- _Directions for this task_
Repeat all of the material below exactly as written, images excluded.

------------------------------------------------

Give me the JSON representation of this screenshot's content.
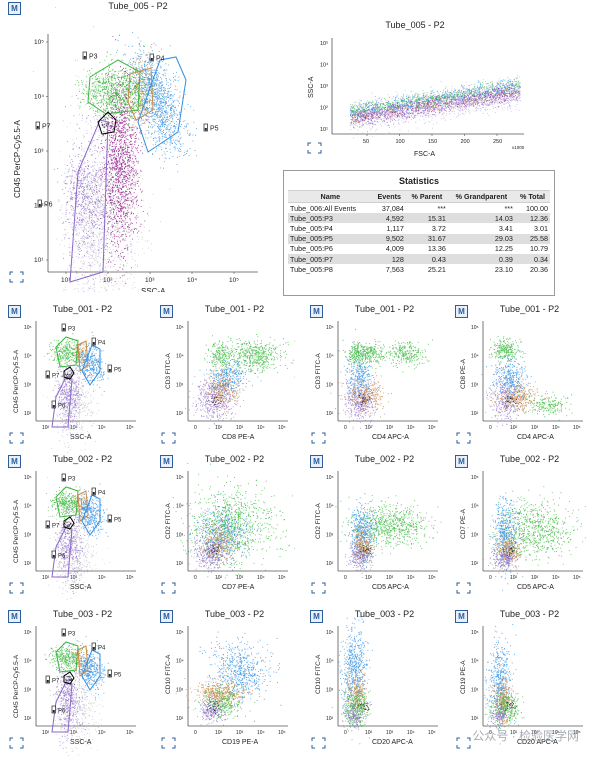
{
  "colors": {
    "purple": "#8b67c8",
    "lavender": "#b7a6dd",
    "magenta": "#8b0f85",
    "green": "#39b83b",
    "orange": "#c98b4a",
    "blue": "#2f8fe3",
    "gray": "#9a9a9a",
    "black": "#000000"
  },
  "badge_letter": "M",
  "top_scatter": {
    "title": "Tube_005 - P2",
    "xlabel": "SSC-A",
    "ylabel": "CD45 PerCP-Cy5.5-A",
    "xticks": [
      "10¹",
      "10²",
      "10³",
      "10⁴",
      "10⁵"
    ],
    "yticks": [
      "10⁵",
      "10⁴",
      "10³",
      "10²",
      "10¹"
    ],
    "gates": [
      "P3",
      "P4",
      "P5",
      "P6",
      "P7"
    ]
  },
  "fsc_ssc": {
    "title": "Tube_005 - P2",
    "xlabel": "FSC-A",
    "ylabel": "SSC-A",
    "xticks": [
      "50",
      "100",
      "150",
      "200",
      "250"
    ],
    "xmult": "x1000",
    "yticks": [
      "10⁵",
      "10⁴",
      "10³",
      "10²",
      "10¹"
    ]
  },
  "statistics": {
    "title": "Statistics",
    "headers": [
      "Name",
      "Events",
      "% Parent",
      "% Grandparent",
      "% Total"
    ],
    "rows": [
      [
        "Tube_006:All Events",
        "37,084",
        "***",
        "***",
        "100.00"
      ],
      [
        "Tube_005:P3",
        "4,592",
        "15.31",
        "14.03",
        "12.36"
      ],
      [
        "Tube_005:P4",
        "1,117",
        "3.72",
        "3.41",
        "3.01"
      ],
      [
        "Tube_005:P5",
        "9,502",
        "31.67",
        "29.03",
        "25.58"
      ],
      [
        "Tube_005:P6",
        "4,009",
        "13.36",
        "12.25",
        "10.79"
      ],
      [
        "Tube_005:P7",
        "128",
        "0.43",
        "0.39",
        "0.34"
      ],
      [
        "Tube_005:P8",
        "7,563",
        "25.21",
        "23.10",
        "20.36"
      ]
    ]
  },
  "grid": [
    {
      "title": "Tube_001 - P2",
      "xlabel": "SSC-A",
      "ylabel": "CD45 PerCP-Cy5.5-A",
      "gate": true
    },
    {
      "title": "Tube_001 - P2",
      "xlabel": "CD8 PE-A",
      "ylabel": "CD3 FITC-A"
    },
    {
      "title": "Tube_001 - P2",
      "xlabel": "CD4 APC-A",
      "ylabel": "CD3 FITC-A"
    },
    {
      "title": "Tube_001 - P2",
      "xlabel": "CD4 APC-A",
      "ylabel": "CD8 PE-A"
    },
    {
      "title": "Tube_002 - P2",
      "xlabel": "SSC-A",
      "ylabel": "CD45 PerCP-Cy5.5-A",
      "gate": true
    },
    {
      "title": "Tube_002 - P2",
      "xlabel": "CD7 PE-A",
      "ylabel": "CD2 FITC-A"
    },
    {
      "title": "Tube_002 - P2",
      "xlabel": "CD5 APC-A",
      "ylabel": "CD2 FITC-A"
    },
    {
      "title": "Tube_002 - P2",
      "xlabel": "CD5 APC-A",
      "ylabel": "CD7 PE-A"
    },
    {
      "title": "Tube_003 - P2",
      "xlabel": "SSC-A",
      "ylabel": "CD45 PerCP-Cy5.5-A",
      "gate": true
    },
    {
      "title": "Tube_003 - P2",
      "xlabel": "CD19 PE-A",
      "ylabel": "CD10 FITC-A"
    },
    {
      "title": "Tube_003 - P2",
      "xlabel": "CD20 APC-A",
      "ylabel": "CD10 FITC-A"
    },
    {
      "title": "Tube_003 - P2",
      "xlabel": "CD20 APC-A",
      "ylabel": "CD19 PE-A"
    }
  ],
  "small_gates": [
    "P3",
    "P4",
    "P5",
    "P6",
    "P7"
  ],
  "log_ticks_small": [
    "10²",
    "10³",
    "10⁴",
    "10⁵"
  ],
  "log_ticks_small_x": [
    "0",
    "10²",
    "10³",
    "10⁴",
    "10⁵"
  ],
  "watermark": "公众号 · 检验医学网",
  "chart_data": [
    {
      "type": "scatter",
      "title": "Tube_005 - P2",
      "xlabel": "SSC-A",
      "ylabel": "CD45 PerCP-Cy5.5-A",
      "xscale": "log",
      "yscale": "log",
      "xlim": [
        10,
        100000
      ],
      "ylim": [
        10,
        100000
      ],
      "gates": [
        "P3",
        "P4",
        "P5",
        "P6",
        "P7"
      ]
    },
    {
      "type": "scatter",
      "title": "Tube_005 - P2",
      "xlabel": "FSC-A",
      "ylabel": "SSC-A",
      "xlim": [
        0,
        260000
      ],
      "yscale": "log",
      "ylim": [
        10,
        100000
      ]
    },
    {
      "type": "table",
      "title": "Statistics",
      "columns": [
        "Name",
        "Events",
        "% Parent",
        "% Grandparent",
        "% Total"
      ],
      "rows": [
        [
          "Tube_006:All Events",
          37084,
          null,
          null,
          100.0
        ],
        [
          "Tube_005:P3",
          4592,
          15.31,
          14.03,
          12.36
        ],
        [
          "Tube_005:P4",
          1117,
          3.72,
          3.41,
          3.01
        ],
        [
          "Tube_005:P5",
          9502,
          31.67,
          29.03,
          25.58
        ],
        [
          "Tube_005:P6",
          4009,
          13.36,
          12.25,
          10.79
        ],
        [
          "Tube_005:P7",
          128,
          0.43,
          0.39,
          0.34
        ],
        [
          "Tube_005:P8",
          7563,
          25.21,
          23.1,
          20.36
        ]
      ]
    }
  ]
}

------------------------------------------------

- _Task result_
Give me the JSON representation of this screenshot's content.
{
  "colors": {
    "purple": "#8b67c8",
    "lavender": "#b7a6dd",
    "magenta": "#8b0f85",
    "green": "#39b83b",
    "orange": "#c98b4a",
    "blue": "#2f8fe3",
    "gray": "#9a9a9a",
    "black": "#000000"
  },
  "badge_letter": "M",
  "top_scatter": {
    "title": "Tube_005 - P2",
    "xlabel": "SSC-A",
    "ylabel": "CD45 PerCP-Cy5.5-A",
    "xticks": [
      "10¹",
      "10²",
      "10³",
      "10⁴",
      "10⁵"
    ],
    "yticks": [
      "10⁵",
      "10⁴",
      "10³",
      "10²",
      "10¹"
    ],
    "gates": [
      "P3",
      "P4",
      "P5",
      "P6",
      "P7"
    ]
  },
  "fsc_ssc": {
    "title": "Tube_005 - P2",
    "xlabel": "FSC-A",
    "ylabel": "SSC-A",
    "xticks": [
      "50",
      "100",
      "150",
      "200",
      "250"
    ],
    "xmult": "x1000",
    "yticks": [
      "10⁵",
      "10⁴",
      "10³",
      "10²",
      "10¹"
    ]
  },
  "statistics": {
    "title": "Statistics",
    "headers": [
      "Name",
      "Events",
      "% Parent",
      "% Grandparent",
      "% Total"
    ],
    "rows": [
      [
        "Tube_006:All Events",
        "37,084",
        "***",
        "***",
        "100.00"
      ],
      [
        "Tube_005:P3",
        "4,592",
        "15.31",
        "14.03",
        "12.36"
      ],
      [
        "Tube_005:P4",
        "1,117",
        "3.72",
        "3.41",
        "3.01"
      ],
      [
        "Tube_005:P5",
        "9,502",
        "31.67",
        "29.03",
        "25.58"
      ],
      [
        "Tube_005:P6",
        "4,009",
        "13.36",
        "12.25",
        "10.79"
      ],
      [
        "Tube_005:P7",
        "128",
        "0.43",
        "0.39",
        "0.34"
      ],
      [
        "Tube_005:P8",
        "7,563",
        "25.21",
        "23.10",
        "20.36"
      ]
    ]
  },
  "grid": [
    {
      "title": "Tube_001 - P2",
      "xlabel": "SSC-A",
      "ylabel": "CD45 PerCP-Cy5.5-A",
      "gate": true
    },
    {
      "title": "Tube_001 - P2",
      "xlabel": "CD8 PE-A",
      "ylabel": "CD3 FITC-A"
    },
    {
      "title": "Tube_001 - P2",
      "xlabel": "CD4 APC-A",
      "ylabel": "CD3 FITC-A"
    },
    {
      "title": "Tube_001 - P2",
      "xlabel": "CD4 APC-A",
      "ylabel": "CD8 PE-A"
    },
    {
      "title": "Tube_002 - P2",
      "xlabel": "SSC-A",
      "ylabel": "CD45 PerCP-Cy5.5-A",
      "gate": true
    },
    {
      "title": "Tube_002 - P2",
      "xlabel": "CD7 PE-A",
      "ylabel": "CD2 FITC-A"
    },
    {
      "title": "Tube_002 - P2",
      "xlabel": "CD5 APC-A",
      "ylabel": "CD2 FITC-A"
    },
    {
      "title": "Tube_002 - P2",
      "xlabel": "CD5 APC-A",
      "ylabel": "CD7 PE-A"
    },
    {
      "title": "Tube_003 - P2",
      "xlabel": "SSC-A",
      "ylabel": "CD45 PerCP-Cy5.5-A",
      "gate": true
    },
    {
      "title": "Tube_003 - P2",
      "xlabel": "CD19 PE-A",
      "ylabel": "CD10 FITC-A"
    },
    {
      "title": "Tube_003 - P2",
      "xlabel": "CD20 APC-A",
      "ylabel": "CD10 FITC-A"
    },
    {
      "title": "Tube_003 - P2",
      "xlabel": "CD20 APC-A",
      "ylabel": "CD19 PE-A"
    }
  ],
  "small_gates": [
    "P3",
    "P4",
    "P5",
    "P6",
    "P7"
  ],
  "log_ticks_small": [
    "10²",
    "10³",
    "10⁴",
    "10⁵"
  ],
  "log_ticks_small_x": [
    "0",
    "10²",
    "10³",
    "10⁴",
    "10⁵"
  ],
  "watermark": "公众号 · 检验医学网",
  "chart_data": [
    {
      "type": "scatter",
      "title": "Tube_005 - P2",
      "xlabel": "SSC-A",
      "ylabel": "CD45 PerCP-Cy5.5-A",
      "xscale": "log",
      "yscale": "log",
      "xlim": [
        10,
        100000
      ],
      "ylim": [
        10,
        100000
      ],
      "gates": [
        "P3",
        "P4",
        "P5",
        "P6",
        "P7"
      ]
    },
    {
      "type": "scatter",
      "title": "Tube_005 - P2",
      "xlabel": "FSC-A",
      "ylabel": "SSC-A",
      "xlim": [
        0,
        260000
      ],
      "yscale": "log",
      "ylim": [
        10,
        100000
      ]
    },
    {
      "type": "table",
      "title": "Statistics",
      "columns": [
        "Name",
        "Events",
        "% Parent",
        "% Grandparent",
        "% Total"
      ],
      "rows": [
        [
          "Tube_006:All Events",
          37084,
          null,
          null,
          100.0
        ],
        [
          "Tube_005:P3",
          4592,
          15.31,
          14.03,
          12.36
        ],
        [
          "Tube_005:P4",
          1117,
          3.72,
          3.41,
          3.01
        ],
        [
          "Tube_005:P5",
          9502,
          31.67,
          29.03,
          25.58
        ],
        [
          "Tube_005:P6",
          4009,
          13.36,
          12.25,
          10.79
        ],
        [
          "Tube_005:P7",
          128,
          0.43,
          0.39,
          0.34
        ],
        [
          "Tube_005:P8",
          7563,
          25.21,
          23.1,
          20.36
        ]
      ]
    }
  ]
}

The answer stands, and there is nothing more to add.